Collection entries:
= = =

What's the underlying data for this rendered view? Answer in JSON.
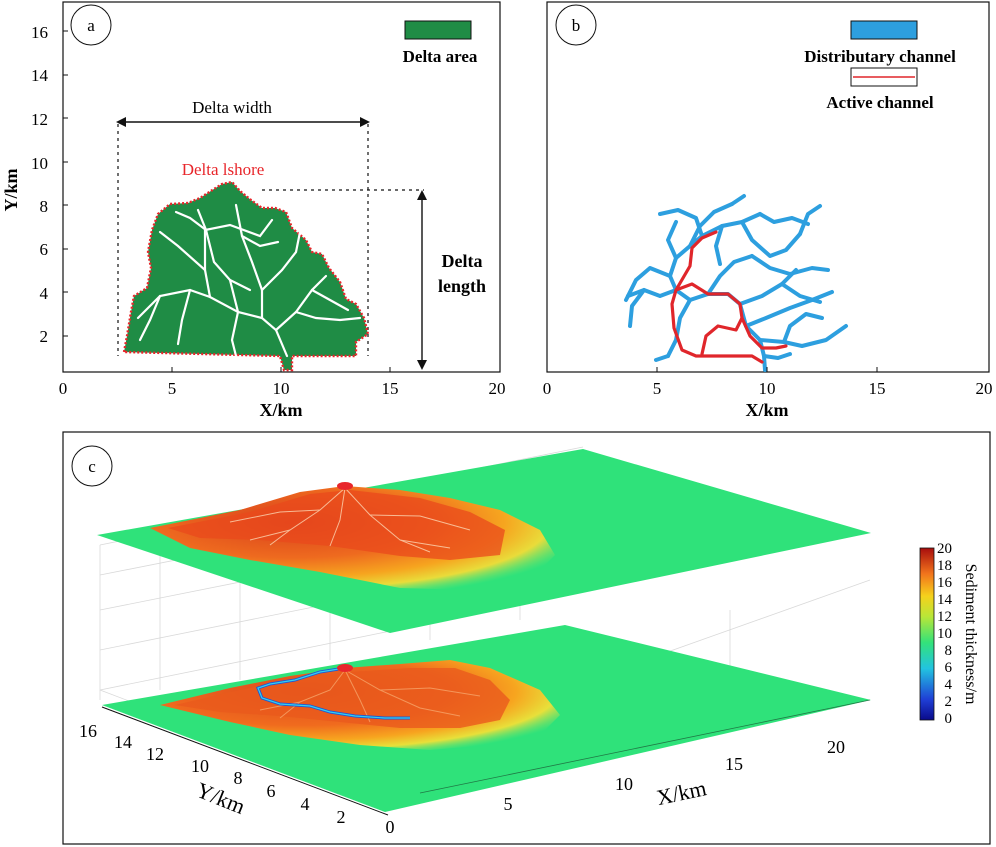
{
  "panel_a": {
    "letter": "a",
    "legend_label": "Delta area",
    "width_label": "Delta width",
    "shore_label": "Delta lshore",
    "length_label_1": "Delta",
    "length_label_2": "length",
    "xlabel": "X/km",
    "ylabel": "Y/km",
    "xticks": [
      "0",
      "5",
      "10",
      "15",
      "20"
    ],
    "yticks": [
      "2",
      "4",
      "6",
      "8",
      "10",
      "12",
      "14",
      "16"
    ]
  },
  "panel_b": {
    "letter": "b",
    "legend_1": "Distributary channel",
    "legend_2": "Active channel",
    "xlabel": "X/km",
    "xticks": [
      "0",
      "5",
      "10",
      "15",
      "20"
    ]
  },
  "panel_c": {
    "letter": "c",
    "xlabel": "X/km",
    "ylabel": "Y/km",
    "xticks": [
      "5",
      "10",
      "15",
      "20"
    ],
    "yticks": [
      "16",
      "14",
      "12",
      "10",
      "8",
      "6",
      "4",
      "2",
      "0"
    ],
    "colorbar_label": "Sediment thickness/m",
    "colorbar_ticks": [
      "20",
      "18",
      "16",
      "14",
      "12",
      "10",
      "8",
      "6",
      "4",
      "2",
      "0"
    ]
  },
  "colors": {
    "delta_green": "#1f8c45",
    "channel_blue": "#2d9fdf",
    "active_red": "#e0262b",
    "surface_green": "#2fe27a",
    "shore_red": "#e8262b"
  }
}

= = =

REQUIRED TASK: Reproduce each line exactly, please, except for any pictures.

REPLY TO THE TASK:
What's the underlying data for this rendered view? Answer in JSON.
{
  "panel_a": {
    "letter": "a",
    "legend_label": "Delta area",
    "width_label": "Delta width",
    "shore_label": "Delta lshore",
    "length_label_1": "Delta",
    "length_label_2": "length",
    "xlabel": "X/km",
    "ylabel": "Y/km",
    "xticks": [
      "0",
      "5",
      "10",
      "15",
      "20"
    ],
    "yticks": [
      "2",
      "4",
      "6",
      "8",
      "10",
      "12",
      "14",
      "16"
    ]
  },
  "panel_b": {
    "letter": "b",
    "legend_1": "Distributary channel",
    "legend_2": "Active channel",
    "xlabel": "X/km",
    "xticks": [
      "0",
      "5",
      "10",
      "15",
      "20"
    ]
  },
  "panel_c": {
    "letter": "c",
    "xlabel": "X/km",
    "ylabel": "Y/km",
    "xticks": [
      "5",
      "10",
      "15",
      "20"
    ],
    "yticks": [
      "16",
      "14",
      "12",
      "10",
      "8",
      "6",
      "4",
      "2",
      "0"
    ],
    "colorbar_label": "Sediment thickness/m",
    "colorbar_ticks": [
      "20",
      "18",
      "16",
      "14",
      "12",
      "10",
      "8",
      "6",
      "4",
      "2",
      "0"
    ]
  },
  "colors": {
    "delta_green": "#1f8c45",
    "channel_blue": "#2d9fdf",
    "active_red": "#e0262b",
    "surface_green": "#2fe27a",
    "shore_red": "#e8262b"
  }
}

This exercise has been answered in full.